**Aim:**
Render the data from the line with "- page-content: 恶意软件警告" to the line with "- maximize-button[interactable]: □: [579, 1, 588, 8]" as a JSON list of strings, one string per line, with blank lines omitted.

⁂

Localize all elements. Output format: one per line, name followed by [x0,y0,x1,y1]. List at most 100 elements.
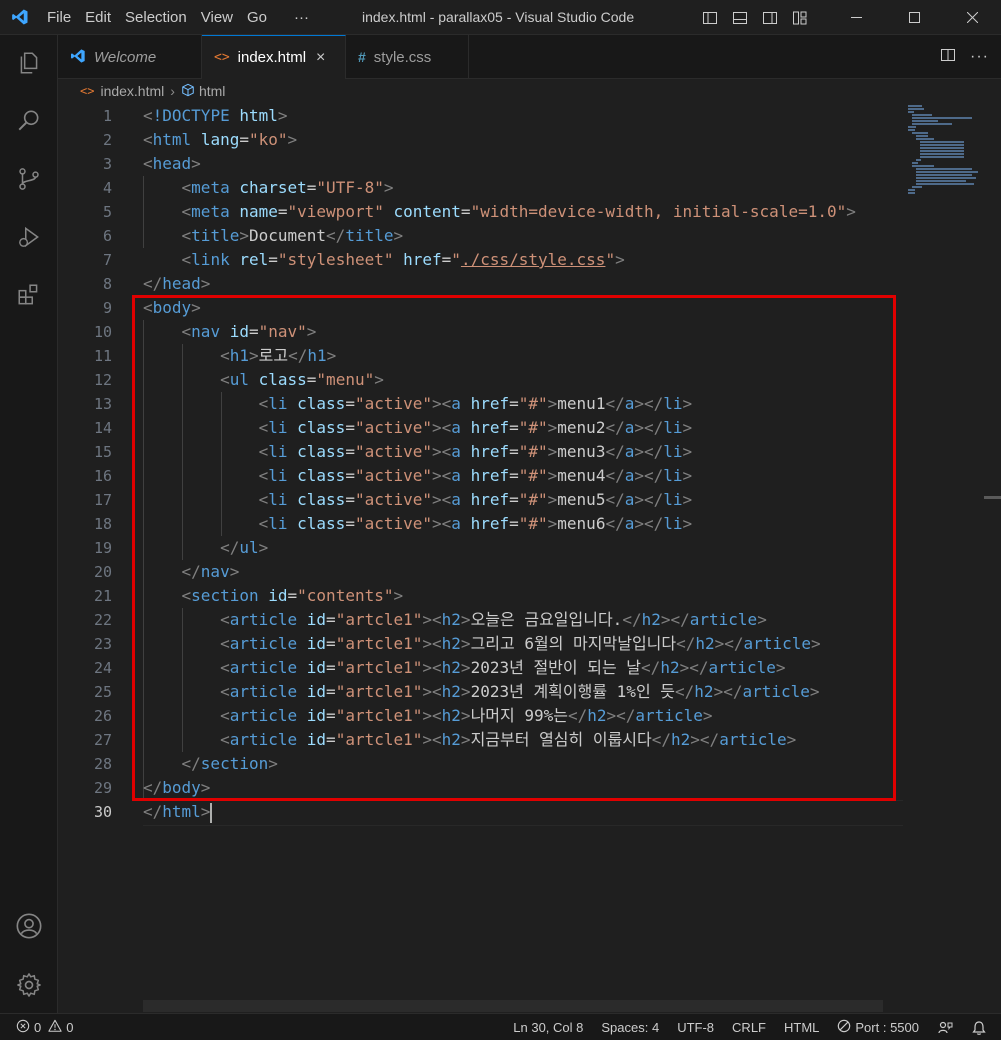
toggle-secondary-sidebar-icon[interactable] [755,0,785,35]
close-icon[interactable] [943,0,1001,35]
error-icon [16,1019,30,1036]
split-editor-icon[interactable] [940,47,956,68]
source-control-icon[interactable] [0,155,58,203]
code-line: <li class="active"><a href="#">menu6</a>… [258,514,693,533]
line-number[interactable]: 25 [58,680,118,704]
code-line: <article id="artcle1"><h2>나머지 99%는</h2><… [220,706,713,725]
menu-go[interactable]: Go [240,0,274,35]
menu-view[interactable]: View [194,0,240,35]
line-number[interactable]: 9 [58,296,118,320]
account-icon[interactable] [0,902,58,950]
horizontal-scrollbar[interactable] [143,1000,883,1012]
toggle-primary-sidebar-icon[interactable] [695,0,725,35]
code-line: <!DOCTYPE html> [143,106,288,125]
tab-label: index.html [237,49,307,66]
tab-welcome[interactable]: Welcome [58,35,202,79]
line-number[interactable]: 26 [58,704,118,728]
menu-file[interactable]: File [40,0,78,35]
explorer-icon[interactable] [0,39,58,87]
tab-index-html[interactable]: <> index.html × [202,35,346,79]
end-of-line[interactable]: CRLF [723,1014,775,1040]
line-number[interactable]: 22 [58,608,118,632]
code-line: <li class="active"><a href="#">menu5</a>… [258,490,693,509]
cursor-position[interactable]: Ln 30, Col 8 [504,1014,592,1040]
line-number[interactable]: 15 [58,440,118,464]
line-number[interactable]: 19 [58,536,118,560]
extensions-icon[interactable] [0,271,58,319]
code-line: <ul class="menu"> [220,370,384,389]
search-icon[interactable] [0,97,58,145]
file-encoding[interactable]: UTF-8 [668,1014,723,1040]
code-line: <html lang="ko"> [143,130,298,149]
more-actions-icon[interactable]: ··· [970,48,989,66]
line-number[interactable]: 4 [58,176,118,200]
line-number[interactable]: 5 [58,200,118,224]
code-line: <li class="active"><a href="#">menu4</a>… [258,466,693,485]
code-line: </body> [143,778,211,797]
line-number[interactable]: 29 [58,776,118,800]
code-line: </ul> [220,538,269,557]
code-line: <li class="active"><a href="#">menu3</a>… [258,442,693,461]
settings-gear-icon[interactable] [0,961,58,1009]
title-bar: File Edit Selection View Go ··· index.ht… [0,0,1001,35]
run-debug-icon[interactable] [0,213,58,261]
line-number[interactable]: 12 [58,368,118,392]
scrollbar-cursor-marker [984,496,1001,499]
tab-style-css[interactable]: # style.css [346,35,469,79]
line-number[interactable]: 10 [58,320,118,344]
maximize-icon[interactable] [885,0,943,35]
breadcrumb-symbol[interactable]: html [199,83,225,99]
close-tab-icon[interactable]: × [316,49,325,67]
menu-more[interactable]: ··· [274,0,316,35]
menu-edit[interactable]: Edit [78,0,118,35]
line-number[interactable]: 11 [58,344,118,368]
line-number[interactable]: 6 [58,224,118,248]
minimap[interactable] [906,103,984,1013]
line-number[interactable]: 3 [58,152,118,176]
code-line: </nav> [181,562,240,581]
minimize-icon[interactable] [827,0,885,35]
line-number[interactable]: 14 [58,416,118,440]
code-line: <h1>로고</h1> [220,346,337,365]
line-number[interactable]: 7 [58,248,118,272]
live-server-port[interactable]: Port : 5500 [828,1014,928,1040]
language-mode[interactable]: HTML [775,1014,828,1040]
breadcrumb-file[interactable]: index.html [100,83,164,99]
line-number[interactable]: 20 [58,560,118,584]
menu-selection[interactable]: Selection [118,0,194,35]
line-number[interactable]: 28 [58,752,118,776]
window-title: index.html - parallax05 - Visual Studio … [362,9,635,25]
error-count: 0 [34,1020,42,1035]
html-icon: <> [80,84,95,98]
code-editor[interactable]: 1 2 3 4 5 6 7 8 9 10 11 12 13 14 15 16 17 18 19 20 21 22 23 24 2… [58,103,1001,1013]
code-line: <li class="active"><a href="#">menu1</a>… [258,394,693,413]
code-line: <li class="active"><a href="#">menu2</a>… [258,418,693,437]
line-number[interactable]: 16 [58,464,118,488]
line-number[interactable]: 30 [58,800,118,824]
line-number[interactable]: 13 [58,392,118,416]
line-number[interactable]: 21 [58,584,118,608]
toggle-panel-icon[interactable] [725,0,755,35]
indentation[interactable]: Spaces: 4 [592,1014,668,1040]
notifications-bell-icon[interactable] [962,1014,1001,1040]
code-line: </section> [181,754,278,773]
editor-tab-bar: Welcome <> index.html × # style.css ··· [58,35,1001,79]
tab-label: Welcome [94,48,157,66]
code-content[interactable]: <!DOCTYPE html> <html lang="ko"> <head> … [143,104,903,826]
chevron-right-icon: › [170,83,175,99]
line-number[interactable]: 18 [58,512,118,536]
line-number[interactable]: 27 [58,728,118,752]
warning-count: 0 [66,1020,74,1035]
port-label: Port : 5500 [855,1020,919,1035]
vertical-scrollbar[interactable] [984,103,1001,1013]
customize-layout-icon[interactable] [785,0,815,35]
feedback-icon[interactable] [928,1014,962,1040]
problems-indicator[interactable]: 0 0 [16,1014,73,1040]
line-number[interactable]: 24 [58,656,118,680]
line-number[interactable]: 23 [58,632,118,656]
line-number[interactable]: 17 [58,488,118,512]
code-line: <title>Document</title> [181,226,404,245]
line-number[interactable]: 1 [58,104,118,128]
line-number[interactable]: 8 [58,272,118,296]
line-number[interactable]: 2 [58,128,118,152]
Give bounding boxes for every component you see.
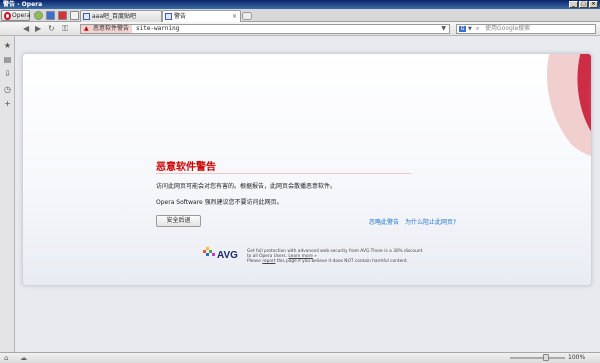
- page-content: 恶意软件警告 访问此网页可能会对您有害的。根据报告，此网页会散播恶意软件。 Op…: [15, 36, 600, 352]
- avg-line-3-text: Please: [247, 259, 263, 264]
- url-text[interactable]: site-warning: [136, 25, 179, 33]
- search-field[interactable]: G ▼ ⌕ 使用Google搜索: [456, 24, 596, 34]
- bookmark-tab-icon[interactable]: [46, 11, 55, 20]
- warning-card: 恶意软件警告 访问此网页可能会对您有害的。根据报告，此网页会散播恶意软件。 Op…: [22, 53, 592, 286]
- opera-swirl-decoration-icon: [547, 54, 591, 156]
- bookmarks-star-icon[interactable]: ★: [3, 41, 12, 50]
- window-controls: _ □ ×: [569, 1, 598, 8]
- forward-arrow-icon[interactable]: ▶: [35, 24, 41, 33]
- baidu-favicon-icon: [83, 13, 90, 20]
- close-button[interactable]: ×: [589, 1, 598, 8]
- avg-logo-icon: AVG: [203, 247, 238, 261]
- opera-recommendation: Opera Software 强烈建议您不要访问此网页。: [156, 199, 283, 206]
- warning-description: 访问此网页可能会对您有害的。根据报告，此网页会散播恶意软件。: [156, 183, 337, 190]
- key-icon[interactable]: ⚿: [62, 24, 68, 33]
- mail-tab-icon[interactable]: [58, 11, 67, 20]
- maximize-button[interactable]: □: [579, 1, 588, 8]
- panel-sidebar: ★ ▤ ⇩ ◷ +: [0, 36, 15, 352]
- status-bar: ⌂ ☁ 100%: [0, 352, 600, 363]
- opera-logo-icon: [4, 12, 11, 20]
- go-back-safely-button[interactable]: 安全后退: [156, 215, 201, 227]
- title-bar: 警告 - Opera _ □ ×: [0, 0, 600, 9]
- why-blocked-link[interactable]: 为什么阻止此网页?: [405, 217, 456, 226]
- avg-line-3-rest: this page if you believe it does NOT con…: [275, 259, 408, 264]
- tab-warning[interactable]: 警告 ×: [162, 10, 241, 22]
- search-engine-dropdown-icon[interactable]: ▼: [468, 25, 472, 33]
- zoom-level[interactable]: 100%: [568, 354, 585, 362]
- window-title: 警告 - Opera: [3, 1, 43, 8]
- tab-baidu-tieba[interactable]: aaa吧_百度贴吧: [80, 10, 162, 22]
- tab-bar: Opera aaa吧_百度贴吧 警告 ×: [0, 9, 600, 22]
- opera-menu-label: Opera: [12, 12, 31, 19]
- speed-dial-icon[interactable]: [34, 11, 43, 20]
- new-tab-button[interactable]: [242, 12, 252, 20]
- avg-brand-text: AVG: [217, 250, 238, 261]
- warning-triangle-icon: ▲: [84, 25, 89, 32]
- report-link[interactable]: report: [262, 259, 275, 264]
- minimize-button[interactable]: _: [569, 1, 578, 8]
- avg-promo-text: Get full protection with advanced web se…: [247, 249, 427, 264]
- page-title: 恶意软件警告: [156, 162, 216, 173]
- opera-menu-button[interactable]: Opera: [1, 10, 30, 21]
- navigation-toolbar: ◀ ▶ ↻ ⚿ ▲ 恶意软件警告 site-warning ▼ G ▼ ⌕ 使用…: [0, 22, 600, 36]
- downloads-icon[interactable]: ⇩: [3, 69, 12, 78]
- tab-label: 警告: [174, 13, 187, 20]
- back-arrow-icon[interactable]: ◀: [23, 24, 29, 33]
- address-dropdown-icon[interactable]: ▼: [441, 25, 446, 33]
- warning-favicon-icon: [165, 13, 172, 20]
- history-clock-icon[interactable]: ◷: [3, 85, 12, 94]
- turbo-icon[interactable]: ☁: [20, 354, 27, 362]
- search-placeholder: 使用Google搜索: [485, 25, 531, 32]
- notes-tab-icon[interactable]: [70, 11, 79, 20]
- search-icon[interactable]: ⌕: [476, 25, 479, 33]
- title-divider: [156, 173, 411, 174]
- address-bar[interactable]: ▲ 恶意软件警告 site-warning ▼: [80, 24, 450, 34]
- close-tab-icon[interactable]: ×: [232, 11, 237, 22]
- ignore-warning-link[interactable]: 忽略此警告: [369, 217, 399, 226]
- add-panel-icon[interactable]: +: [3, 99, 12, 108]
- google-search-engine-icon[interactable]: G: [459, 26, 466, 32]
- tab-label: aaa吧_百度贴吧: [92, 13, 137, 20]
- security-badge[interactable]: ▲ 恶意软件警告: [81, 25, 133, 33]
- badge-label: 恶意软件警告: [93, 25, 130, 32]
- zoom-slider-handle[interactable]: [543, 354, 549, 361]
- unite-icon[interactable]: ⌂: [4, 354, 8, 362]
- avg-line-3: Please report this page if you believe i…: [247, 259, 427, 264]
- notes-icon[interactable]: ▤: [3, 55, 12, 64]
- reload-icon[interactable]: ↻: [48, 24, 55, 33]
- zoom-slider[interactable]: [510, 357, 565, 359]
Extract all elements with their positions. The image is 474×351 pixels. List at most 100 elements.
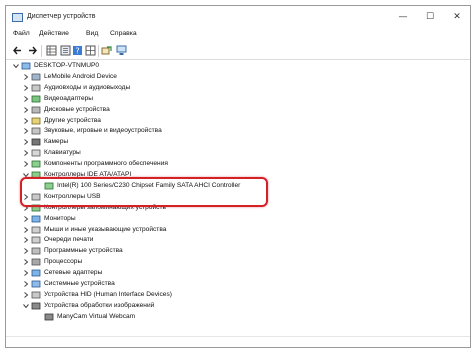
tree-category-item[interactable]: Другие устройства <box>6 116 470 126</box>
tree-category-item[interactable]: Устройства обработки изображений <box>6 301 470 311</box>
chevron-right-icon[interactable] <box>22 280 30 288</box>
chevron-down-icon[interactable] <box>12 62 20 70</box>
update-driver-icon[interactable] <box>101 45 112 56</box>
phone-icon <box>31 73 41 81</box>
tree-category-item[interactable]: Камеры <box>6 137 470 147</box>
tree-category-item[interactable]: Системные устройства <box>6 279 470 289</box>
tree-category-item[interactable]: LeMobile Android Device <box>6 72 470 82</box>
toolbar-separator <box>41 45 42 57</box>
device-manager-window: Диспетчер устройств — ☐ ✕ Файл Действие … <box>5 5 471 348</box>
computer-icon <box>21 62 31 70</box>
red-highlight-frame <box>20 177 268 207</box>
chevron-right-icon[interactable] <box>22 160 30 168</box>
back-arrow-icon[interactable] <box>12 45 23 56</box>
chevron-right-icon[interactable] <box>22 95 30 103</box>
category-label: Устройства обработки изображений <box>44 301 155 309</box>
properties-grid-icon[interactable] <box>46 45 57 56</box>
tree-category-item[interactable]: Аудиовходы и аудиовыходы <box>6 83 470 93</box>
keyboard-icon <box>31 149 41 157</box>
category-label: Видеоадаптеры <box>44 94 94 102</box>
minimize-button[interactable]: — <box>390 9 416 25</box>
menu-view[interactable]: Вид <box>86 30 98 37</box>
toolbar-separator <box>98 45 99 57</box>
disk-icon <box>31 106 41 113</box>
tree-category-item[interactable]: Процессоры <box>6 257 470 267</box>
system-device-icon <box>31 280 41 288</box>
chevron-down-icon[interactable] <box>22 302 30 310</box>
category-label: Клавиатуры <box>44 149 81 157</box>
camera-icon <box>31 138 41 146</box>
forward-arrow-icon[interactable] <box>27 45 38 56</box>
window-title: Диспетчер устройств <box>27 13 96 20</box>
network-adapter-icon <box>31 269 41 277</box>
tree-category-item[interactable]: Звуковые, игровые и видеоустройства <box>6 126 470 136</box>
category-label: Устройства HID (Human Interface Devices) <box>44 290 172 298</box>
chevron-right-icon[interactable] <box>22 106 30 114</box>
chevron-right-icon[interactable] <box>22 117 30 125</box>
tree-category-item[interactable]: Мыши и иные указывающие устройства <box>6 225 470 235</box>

⁂

**Answer to the problem:**
[
  "- page-content: 恶意软件警告 访问此网页可能会对您有害的。根据报告，此网页会散播恶意软件。 Op…: [15, 36, 600, 352]",
  "- avg-line-3-text: Please: [247, 259, 263, 264]",
  "- url-text[interactable]: site-warning: [136, 25, 179, 33]",
  "- search-field[interactable]: G ▼ ⌕ 使用Google搜索: [456, 24, 596, 34]",
  "- bookmark-tab-icon[interactable]: [46, 11, 55, 20]",
  "- warning-card: 恶意软件警告 访问此网页可能会对您有害的。根据报告，此网页会散播恶意软件。 Op…: [22, 53, 592, 286]",
  "- opera-swirl-decoration-icon: [547, 54, 591, 156]",
  "- bookmarks-star-icon[interactable]: ★: [3, 41, 12, 50]",
  "- window-controls: _ □ ×: [569, 1, 598, 8]",
  "- forward-arrow-icon[interactable]: ▶: [35, 24, 41, 33]",
  "- baidu-favicon-icon: [83, 13, 90, 20]",
  "- close-button[interactable]: ×: [589, 1, 598, 8]",
  "- avg-logo-icon: AVG: [203, 247, 238, 261]",
  "- opera-recommendation: Opera Software 强烈建议您不要访问此网页。: [156, 199, 283, 206]",
  "- warning-description: 访问此网页可能会对您有害的。根据报告，此网页会散播恶意软件。: [156, 183, 337, 190]",
  "- key-icon[interactable]: ⚿: [62, 24, 68, 33]",
  "- mail-tab-icon[interactable]: [58, 11, 67, 20]",
  "- maximize-button[interactable]: □: [579, 1, 588, 8]"
]